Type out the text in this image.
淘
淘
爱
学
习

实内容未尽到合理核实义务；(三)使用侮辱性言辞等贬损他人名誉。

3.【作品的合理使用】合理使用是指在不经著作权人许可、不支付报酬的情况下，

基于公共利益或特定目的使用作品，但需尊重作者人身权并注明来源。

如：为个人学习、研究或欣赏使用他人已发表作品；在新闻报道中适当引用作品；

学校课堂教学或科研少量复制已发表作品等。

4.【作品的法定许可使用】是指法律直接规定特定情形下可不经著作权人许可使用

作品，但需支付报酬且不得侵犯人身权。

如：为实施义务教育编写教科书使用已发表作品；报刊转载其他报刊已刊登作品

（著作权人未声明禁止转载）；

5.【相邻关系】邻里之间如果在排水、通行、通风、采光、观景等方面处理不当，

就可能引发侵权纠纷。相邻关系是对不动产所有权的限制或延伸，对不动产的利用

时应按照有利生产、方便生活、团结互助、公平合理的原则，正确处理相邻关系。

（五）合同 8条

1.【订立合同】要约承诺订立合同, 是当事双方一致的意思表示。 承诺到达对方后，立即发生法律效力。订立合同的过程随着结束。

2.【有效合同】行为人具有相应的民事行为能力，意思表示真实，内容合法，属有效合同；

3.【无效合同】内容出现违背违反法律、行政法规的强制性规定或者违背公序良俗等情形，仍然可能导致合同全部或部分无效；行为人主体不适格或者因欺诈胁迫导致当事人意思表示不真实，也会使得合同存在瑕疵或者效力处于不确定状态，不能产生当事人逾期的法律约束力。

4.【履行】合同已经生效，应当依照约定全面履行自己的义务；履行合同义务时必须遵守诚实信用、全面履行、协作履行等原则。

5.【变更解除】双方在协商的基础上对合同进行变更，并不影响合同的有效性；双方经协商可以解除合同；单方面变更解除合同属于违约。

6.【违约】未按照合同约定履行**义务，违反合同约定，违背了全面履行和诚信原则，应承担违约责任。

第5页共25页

#### CHALLENGE:
Reproduce every entry shown above, precisely as it stands.

#### SOLUTION TO THE PROBLEM:
Type out the text in this image.
淘
淘
爱
学
习

实内容未尽到合理核实义务；(三)使用侮辱性言辞等贬损他人名誉。

3.【作品的合理使用】合理使用是指在不经著作权人许可、不支付报酬的情况下，

基于公共利益或特定目的使用作品，但需尊重作者人身权并注明来源。

如：为个人学习、研究或欣赏使用他人已发表作品；在新闻报道中适当引用作品；

学校课堂教学或科研少量复制已发表作品等。

4.【作品的法定许可使用】是指法律直接规定特定情形下可不经著作权人许可使用

作品，但需支付报酬且不得侵犯人身权。

如：为实施义务教育编写教科书使用已发表作品；报刊转载其他报刊已刊登作品

（著作权人未声明禁止转载）；

5.【相邻关系】邻里之间如果在排水、通行、通风、采光、观景等方面处理不当，

就可能引发侵权纠纷。相邻关系是对不动产所有权的限制或延伸，对不动产的利用

时应按照有利生产、方便生活、团结互助、公平合理的原则，正确处理相邻关系。

（五）合同 8条

1.【订立合同】要约承诺订立合同, 是当事双方一致的意思表示。 承诺到达对方后，立即发生法律效力。订立合同的过程随着结束。

2.【有效合同】行为人具有相应的民事行为能力，意思表示真实，内容合法，属有效合同；

3.【无效合同】内容出现违背违反法律、行政法规的强制性规定或者违背公序良俗等情形，仍然可能导致合同全部或部分无效；行为人主体不适格或者因欺诈胁迫导致当事人意思表示不真实，也会使得合同存在瑕疵或者效力处于不确定状态，不能产生当事人逾期的法律约束力。

4.【履行】合同已经生效，应当依照约定全面履行自己的义务；履行合同义务时必须遵守诚实信用、全面履行、协作履行等原则。

5.【变更解除】双方在协商的基础上对合同进行变更，并不影响合同的有效性；双方经协商可以解除合同；单方面变更解除合同属于违约。

6.【违约】未按照合同约定履行**义务，违反合同约定，违背了全面履行和诚信原则，应承担违约责任。

第5页共25页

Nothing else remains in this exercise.